## Set task
Copy, character for character, the lines in the items below from the one containing "cell-counts-per-point bbox=[1000, 478, 1142, 504]" through the one containing "cell-points-text: 209 bbox=[857, 610, 883, 627]", including both of those lines.

## Source records
· · · · ·

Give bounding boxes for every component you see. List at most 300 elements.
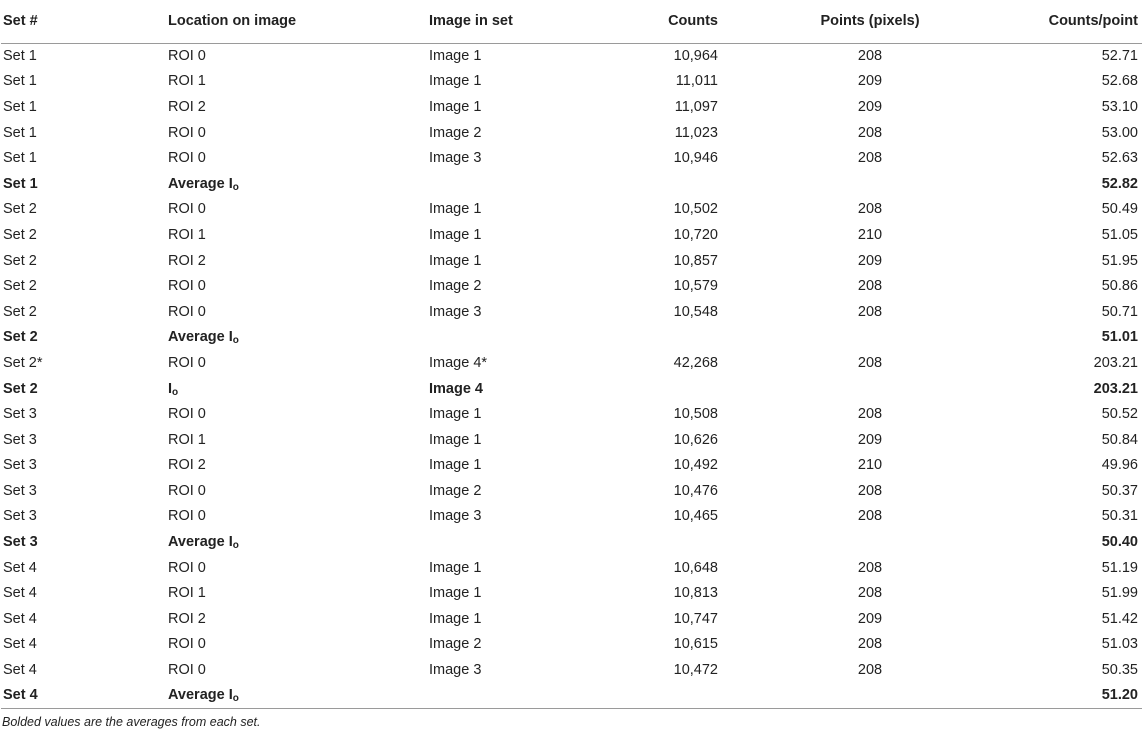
cell-counts-per-point bbox=[1000, 478, 1142, 504]
cell-points-text: 208 bbox=[857, 150, 883, 167]
cell-image bbox=[427, 376, 590, 402]
cell-points bbox=[740, 657, 1000, 683]
cell-points bbox=[740, 43, 1000, 69]
cell-location bbox=[166, 555, 427, 581]
cell-set bbox=[1, 478, 166, 504]
cell-image-text: Image 1 bbox=[429, 559, 482, 576]
cell-counts-text: 10,508 bbox=[673, 406, 718, 423]
cell-points bbox=[740, 94, 1000, 120]
cell-points-text: 209 bbox=[857, 98, 883, 115]
cell-counts-per-point bbox=[1000, 248, 1142, 274]
cell-image bbox=[427, 94, 590, 120]
cell-image bbox=[427, 478, 590, 504]
cell-location-text: ROI 0 bbox=[168, 482, 206, 499]
cell-location bbox=[166, 94, 427, 120]
cell-image-text: Image 1 bbox=[429, 457, 482, 474]
cell-set bbox=[1, 197, 166, 223]
cell-counts-per-point bbox=[1000, 606, 1142, 632]
cell-set bbox=[1, 43, 166, 69]
cell-set bbox=[1, 94, 166, 120]
cell-points bbox=[740, 683, 1000, 709]
cell-counts-per-point bbox=[1000, 145, 1142, 171]
cell-image-text: Image 1 bbox=[429, 406, 482, 423]
cell-counts-per-point bbox=[1000, 43, 1142, 69]
table-row bbox=[1, 555, 1142, 581]
cell-points-text: 209 bbox=[857, 610, 883, 627]
cell-counts bbox=[590, 43, 740, 69]
table-row-average bbox=[1, 325, 1142, 351]
cell-counts-text: 42,268 bbox=[673, 354, 718, 371]
cell-counts-text: 10,472 bbox=[673, 662, 718, 679]
header-points: Points (pixels) bbox=[740, 0, 1000, 43]
cell-counts bbox=[590, 453, 740, 479]
cell-image bbox=[427, 350, 590, 376]
cell-location bbox=[166, 529, 427, 555]
cell-counts-per-point-text: 51.05 bbox=[1101, 226, 1138, 243]
table-row-average bbox=[1, 683, 1142, 709]
cell-counts-text: 10,747 bbox=[673, 610, 718, 627]
cell-location-text: ROI 0 bbox=[168, 201, 206, 218]
data-table-container bbox=[1, 0, 1142, 729]
cell-points-text: 208 bbox=[857, 354, 883, 371]
table-row bbox=[1, 632, 1142, 658]
cell-counts-per-point bbox=[1000, 69, 1142, 95]
cell-counts-per-point-text: 50.71 bbox=[1101, 303, 1138, 320]
cell-set-text: Set 2 bbox=[3, 201, 37, 218]
cell-set bbox=[1, 427, 166, 453]
table-row bbox=[1, 222, 1142, 248]
cell-counts bbox=[590, 529, 740, 555]
cell-points-text: 208 bbox=[857, 303, 883, 320]
cell-location bbox=[166, 43, 427, 69]
cell-counts-text: 10,946 bbox=[673, 150, 718, 167]
cell-set-text: Set 4 bbox=[3, 687, 38, 704]
cell-image-text: Image 3 bbox=[429, 508, 482, 525]
header-image: Image in set bbox=[427, 0, 590, 43]
cell-set bbox=[1, 683, 166, 709]
cell-points bbox=[740, 504, 1000, 530]
cell-location-text: ROI 1 bbox=[168, 226, 206, 243]
cell-counts bbox=[590, 683, 740, 709]
cell-location-text: ROI 2 bbox=[168, 252, 206, 269]
table-row bbox=[1, 145, 1142, 171]
cell-points-text: 209 bbox=[857, 73, 883, 90]
cell-counts bbox=[590, 478, 740, 504]
cell-location-text: ROI 0 bbox=[168, 354, 206, 371]
cell-set-text: Set 1 bbox=[3, 98, 37, 115]
cell-set bbox=[1, 350, 166, 376]
cell-counts-per-point bbox=[1000, 504, 1142, 530]
cell-counts-per-point bbox=[1000, 273, 1142, 299]
table-row-average bbox=[1, 529, 1142, 555]
cell-counts-text: 10,615 bbox=[673, 636, 718, 653]
cell-counts-per-point-text: 53.10 bbox=[1101, 98, 1138, 115]
cell-points bbox=[740, 606, 1000, 632]
cell-counts-text: 10,476 bbox=[673, 482, 718, 499]
cell-counts-text: 10,720 bbox=[673, 226, 718, 243]
cell-counts-text: 10,492 bbox=[673, 457, 718, 474]
cell-counts-per-point bbox=[1000, 120, 1142, 146]
table-row bbox=[1, 248, 1142, 274]
cell-set bbox=[1, 632, 166, 658]
header-counts-per-point: Counts/point bbox=[1000, 0, 1142, 43]
cell-location-text: Average I bbox=[168, 534, 233, 551]
table-row bbox=[1, 580, 1142, 606]
cell-set bbox=[1, 376, 166, 402]
cell-image bbox=[427, 145, 590, 171]
cell-image bbox=[427, 427, 590, 453]
table-row bbox=[1, 427, 1142, 453]
cell-location-text: ROI 0 bbox=[168, 48, 206, 65]
table-row bbox=[1, 478, 1142, 504]
cell-counts-per-point bbox=[1000, 580, 1142, 606]
cell-points-text: 208 bbox=[857, 636, 883, 653]
cell-counts-per-point bbox=[1000, 299, 1142, 325]
cell-points bbox=[740, 120, 1000, 146]
cell-counts-per-point-text: 50.40 bbox=[1101, 534, 1138, 551]
cell-location bbox=[166, 401, 427, 427]
cell-set-text: Set 3 bbox=[3, 457, 37, 474]
cell-location bbox=[166, 120, 427, 146]
cell-set bbox=[1, 504, 166, 530]
cell-image-text: Image 1 bbox=[429, 48, 482, 65]
cell-image bbox=[427, 325, 590, 351]
table-row-average bbox=[1, 376, 1142, 402]
cell-points bbox=[740, 325, 1000, 351]
cell-counts-per-point bbox=[1000, 683, 1142, 709]
cell-counts-per-point-text: 51.03 bbox=[1101, 636, 1138, 653]
cell-counts bbox=[590, 657, 740, 683]
cell-image bbox=[427, 248, 590, 274]
cell-location bbox=[166, 453, 427, 479]
cell-set bbox=[1, 248, 166, 274]
cell-counts bbox=[590, 248, 740, 274]
cell-counts-per-point bbox=[1000, 197, 1142, 223]
cell-set bbox=[1, 145, 166, 171]
cell-counts bbox=[590, 299, 740, 325]
cell-set bbox=[1, 171, 166, 197]
cell-counts bbox=[590, 376, 740, 402]
cell-counts-per-point bbox=[1000, 632, 1142, 658]
cell-counts-text: 11,097 bbox=[674, 98, 718, 115]
cell-location bbox=[166, 197, 427, 223]
header-set: Set # bbox=[1, 0, 166, 43]
cell-image bbox=[427, 197, 590, 223]
subscript-text: o bbox=[172, 386, 179, 398]
cell-location bbox=[166, 145, 427, 171]
cell-location-text: ROI 0 bbox=[168, 559, 206, 576]
cell-points bbox=[740, 478, 1000, 504]
subscript-text: o bbox=[232, 693, 239, 705]
cell-set-text: Set 3 bbox=[3, 508, 37, 525]
cell-counts bbox=[590, 69, 740, 95]
cell-points-text: 210 bbox=[857, 226, 883, 243]
cell-image bbox=[427, 504, 590, 530]
cell-points-text: 208 bbox=[857, 662, 883, 679]
cell-counts-per-point-text: 51.95 bbox=[1101, 252, 1138, 269]
cell-set-text: Set 3 bbox=[3, 534, 38, 551]
cell-counts bbox=[590, 427, 740, 453]
cell-location bbox=[166, 222, 427, 248]
cell-set-text: Set 2 bbox=[3, 278, 37, 295]
cell-set bbox=[1, 273, 166, 299]
cell-set-text: Set 2 bbox=[3, 329, 38, 346]
cell-counts-per-point-text: 49.96 bbox=[1101, 457, 1138, 474]
cell-location-text: ROI 2 bbox=[168, 610, 206, 627]
cell-counts-per-point-text: 50.52 bbox=[1101, 406, 1138, 423]
cell-counts-text: 10,813 bbox=[673, 585, 718, 602]
cell-location bbox=[166, 350, 427, 376]
cell-image-text: Image 1 bbox=[429, 201, 482, 218]
cell-location-text: I bbox=[168, 380, 173, 397]
table-row bbox=[1, 401, 1142, 427]
cell-image-text: Image 3 bbox=[429, 303, 482, 320]
cell-set-text: Set 2 bbox=[3, 303, 37, 320]
cell-set-text: Set 4 bbox=[3, 636, 37, 653]
cell-points-text: 208 bbox=[857, 124, 883, 141]
cell-points bbox=[740, 350, 1000, 376]
cell-counts-per-point bbox=[1000, 222, 1142, 248]
data-table bbox=[1, 0, 1142, 709]
cell-set-text: Set 4 bbox=[3, 585, 37, 602]
cell-image-text: Image 1 bbox=[429, 585, 482, 602]
cell-location bbox=[166, 427, 427, 453]
cell-image-text: Image 3 bbox=[429, 662, 482, 679]
cell-image bbox=[427, 555, 590, 581]
cell-location bbox=[166, 248, 427, 274]
cell-location-text: ROI 1 bbox=[168, 431, 206, 448]
table-footnote: Bolded values are the averages from each set. bbox=[2, 714, 261, 729]
cell-counts-per-point bbox=[1000, 94, 1142, 120]
cell-set bbox=[1, 606, 166, 632]
cell-set-text: Set 3 bbox=[3, 406, 37, 423]
cell-counts-per-point bbox=[1000, 529, 1142, 555]
cell-set bbox=[1, 120, 166, 146]
table-row-average bbox=[1, 171, 1142, 197]
cell-points-text: 208 bbox=[857, 201, 883, 218]
cell-image bbox=[427, 453, 590, 479]
cell-set bbox=[1, 580, 166, 606]
cell-counts-per-point-text: 50.37 bbox=[1101, 482, 1138, 499]
table-row bbox=[1, 120, 1142, 146]
cell-counts-per-point-text: 52.82 bbox=[1101, 175, 1138, 192]
cell-location-text: ROI 0 bbox=[168, 303, 206, 320]
cell-set-text: Set 1 bbox=[3, 73, 37, 90]
cell-set-text: Set 1 bbox=[3, 124, 37, 141]
cell-counts-per-point bbox=[1000, 350, 1142, 376]
cell-image-text: Image 4* bbox=[429, 354, 488, 371]
cell-image-text: Image 1 bbox=[429, 610, 482, 627]
cell-counts-per-point-text: 52.71 bbox=[1101, 48, 1138, 65]
cell-image-text: Image 4 bbox=[429, 380, 483, 397]
cell-counts-text: 10,626 bbox=[673, 431, 718, 448]
cell-counts-per-point-text: 51.01 bbox=[1101, 329, 1138, 346]
cell-image-text: Image 2 bbox=[429, 278, 482, 295]
cell-counts-per-point bbox=[1000, 325, 1142, 351]
cell-counts-text: 11,023 bbox=[674, 124, 718, 141]
cell-location-text: ROI 1 bbox=[168, 585, 206, 602]
cell-points bbox=[740, 427, 1000, 453]
cell-set-text: Set 2 bbox=[3, 226, 37, 243]
table-row bbox=[1, 273, 1142, 299]
cell-set-text: Set 4 bbox=[3, 559, 37, 576]
cell-counts-per-point-text: 50.86 bbox=[1101, 278, 1138, 295]
cell-counts-per-point-text: 52.68 bbox=[1101, 73, 1138, 90]
cell-location bbox=[166, 299, 427, 325]
cell-location bbox=[166, 478, 427, 504]
cell-image bbox=[427, 657, 590, 683]
cell-image-text: Image 2 bbox=[429, 124, 482, 141]
cell-image-text: Image 1 bbox=[429, 98, 482, 115]
table-row bbox=[1, 453, 1142, 479]
cell-counts-per-point bbox=[1000, 555, 1142, 581]
table-row bbox=[1, 606, 1142, 632]
cell-counts-per-point bbox=[1000, 427, 1142, 453]
cell-points-text: 208 bbox=[857, 585, 883, 602]
cell-location-text: ROI 0 bbox=[168, 406, 206, 423]
cell-location-text: ROI 0 bbox=[168, 124, 206, 141]
cell-image-text: Image 1 bbox=[429, 226, 482, 243]
cell-counts-per-point-text: 51.20 bbox=[1101, 687, 1138, 704]
cell-points bbox=[740, 273, 1000, 299]
cell-counts-text: 10,502 bbox=[673, 201, 718, 218]
cell-set bbox=[1, 555, 166, 581]
cell-location bbox=[166, 325, 427, 351]
table-row bbox=[1, 69, 1142, 95]
cell-location bbox=[166, 657, 427, 683]
cell-set bbox=[1, 657, 166, 683]
cell-counts-per-point bbox=[1000, 401, 1142, 427]
cell-counts bbox=[590, 273, 740, 299]
subscript-text: o bbox=[232, 335, 239, 347]
table-row bbox=[1, 43, 1142, 69]
cell-points bbox=[740, 376, 1000, 402]
cell-counts bbox=[590, 555, 740, 581]
cell-points bbox=[740, 555, 1000, 581]
cell-location-text: ROI 1 bbox=[168, 73, 206, 90]
cell-points-text: 208 bbox=[857, 508, 883, 525]
cell-location-text: Average I bbox=[168, 175, 233, 192]
cell-points bbox=[740, 299, 1000, 325]
cell-location-text: ROI 2 bbox=[168, 98, 206, 115]
cell-image bbox=[427, 222, 590, 248]
cell-points-text: 209 bbox=[857, 431, 883, 448]
cell-counts-per-point bbox=[1000, 376, 1142, 402]
cell-counts-per-point bbox=[1000, 453, 1142, 479]
cell-points bbox=[740, 248, 1000, 274]
cell-image bbox=[427, 580, 590, 606]
cell-image bbox=[427, 529, 590, 555]
cell-points-text: 208 bbox=[857, 278, 883, 295]
cell-location-text: Average I bbox=[168, 687, 233, 704]
cell-location-text: ROI 0 bbox=[168, 150, 206, 167]
cell-points bbox=[740, 69, 1000, 95]
cell-counts bbox=[590, 222, 740, 248]
cell-points bbox=[740, 401, 1000, 427]
cell-counts-text: 10,579 bbox=[673, 278, 718, 295]
cell-location bbox=[166, 606, 427, 632]
cell-points bbox=[740, 145, 1000, 171]
cell-image bbox=[427, 401, 590, 427]
table-row bbox=[1, 299, 1142, 325]
cell-points bbox=[740, 222, 1000, 248]
cell-counts-text: 10,548 bbox=[673, 303, 718, 320]
cell-counts bbox=[590, 401, 740, 427]
table-header bbox=[1, 0, 1142, 43]
cell-counts-per-point-text: 50.84 bbox=[1101, 431, 1138, 448]
cell-location bbox=[166, 580, 427, 606]
cell-points bbox=[740, 171, 1000, 197]
cell-set-text: Set 2* bbox=[3, 354, 43, 371]
cell-counts bbox=[590, 632, 740, 658]
cell-set bbox=[1, 325, 166, 351]
table-body bbox=[1, 43, 1142, 708]
cell-location-text: ROI 0 bbox=[168, 662, 206, 679]
cell-set-text: Set 3 bbox=[3, 482, 37, 499]
cell-counts bbox=[590, 197, 740, 223]
cell-location-text: ROI 2 bbox=[168, 457, 206, 474]
cell-counts-text: 11,011 bbox=[675, 73, 718, 90]
cell-counts-text: 10,465 bbox=[673, 508, 718, 525]
cell-image bbox=[427, 69, 590, 95]
cell-points bbox=[740, 197, 1000, 223]
cell-counts-text: 10,964 bbox=[673, 48, 718, 65]
cell-set-text: Set 1 bbox=[3, 150, 37, 167]
cell-location bbox=[166, 171, 427, 197]
header-row bbox=[1, 0, 1142, 43]
cell-set bbox=[1, 401, 166, 427]
cell-set-text: Set 4 bbox=[3, 662, 37, 679]
cell-location-text: Average I bbox=[168, 329, 233, 346]
cell-counts-per-point-text: 53.00 bbox=[1101, 124, 1138, 141]
cell-counts-per-point-text: 50.49 bbox=[1101, 201, 1138, 218]
cell-counts-per-point-text: 50.35 bbox=[1101, 662, 1138, 679]
cell-image bbox=[427, 632, 590, 658]
cell-counts bbox=[590, 350, 740, 376]
cell-points bbox=[740, 529, 1000, 555]
cell-counts bbox=[590, 504, 740, 530]
cell-image bbox=[427, 171, 590, 197]
cell-set-text: Set 1 bbox=[3, 175, 38, 192]
table-row bbox=[1, 350, 1142, 376]
cell-counts-per-point-text: 52.63 bbox=[1101, 150, 1138, 167]
cell-image bbox=[427, 683, 590, 709]
cell-location-text: ROI 0 bbox=[168, 278, 206, 295]
cell-counts-text: 10,857 bbox=[673, 252, 718, 269]
cell-set-text: Set 1 bbox=[3, 48, 37, 65]
cell-points-text: 208 bbox=[857, 406, 883, 423]
cell-points-text: 210 bbox=[857, 457, 883, 474]
cell-points bbox=[740, 580, 1000, 606]
cell-counts bbox=[590, 145, 740, 171]
cell-counts-per-point-text: 51.19 bbox=[1101, 559, 1138, 576]
cell-image bbox=[427, 43, 590, 69]
table-row bbox=[1, 504, 1142, 530]
cell-image-text: Image 1 bbox=[429, 431, 482, 448]
cell-points bbox=[740, 453, 1000, 479]
cell-counts bbox=[590, 120, 740, 146]
cell-counts bbox=[590, 94, 740, 120]
cell-location bbox=[166, 683, 427, 709]
cell-points bbox=[740, 632, 1000, 658]
cell-image-text: Image 3 bbox=[429, 150, 482, 167]
cell-location bbox=[166, 273, 427, 299]
cell-counts-per-point bbox=[1000, 171, 1142, 197]
cell-set-text: Set 2 bbox=[3, 252, 37, 269]
cell-set-text: Set 4 bbox=[3, 610, 37, 627]
cell-counts-text: 10,648 bbox=[673, 559, 718, 576]
cell-location bbox=[166, 632, 427, 658]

· · · · ·

## Solution
cell-counts-per-point bbox=[1000, 478, 1142, 504]
cell-points-text: 208 bbox=[857, 150, 883, 167]
cell-image bbox=[427, 376, 590, 402]
cell-points bbox=[740, 657, 1000, 683]
cell-points bbox=[740, 43, 1000, 69]
cell-location bbox=[166, 555, 427, 581]
cell-set bbox=[1, 478, 166, 504]
cell-image-text: Image 1 bbox=[429, 559, 482, 576]
cell-counts-text: 10,508 bbox=[673, 406, 718, 423]
cell-points bbox=[740, 94, 1000, 120]
cell-points-text: 209 bbox=[857, 98, 883, 115]
cell-counts-per-point bbox=[1000, 248, 1142, 274]
cell-image bbox=[427, 94, 590, 120]
cell-image bbox=[427, 478, 590, 504]
cell-location-text: ROI 0 bbox=[168, 482, 206, 499]
cell-location bbox=[166, 94, 427, 120]
cell-image-text: Image 1 bbox=[429, 457, 482, 474]
cell-set bbox=[1, 197, 166, 223]
cell-counts-per-point bbox=[1000, 606, 1142, 632]
cell-set bbox=[1, 43, 166, 69]
cell-set bbox=[1, 94, 166, 120]
cell-points bbox=[740, 683, 1000, 709]
cell-counts-per-point bbox=[1000, 145, 1142, 171]
cell-image-text: Image 1 bbox=[429, 406, 482, 423]
cell-counts-per-point bbox=[1000, 43, 1142, 69]
table-row bbox=[1, 555, 1142, 581]
cell-points-text: 209 bbox=[857, 610, 883, 627]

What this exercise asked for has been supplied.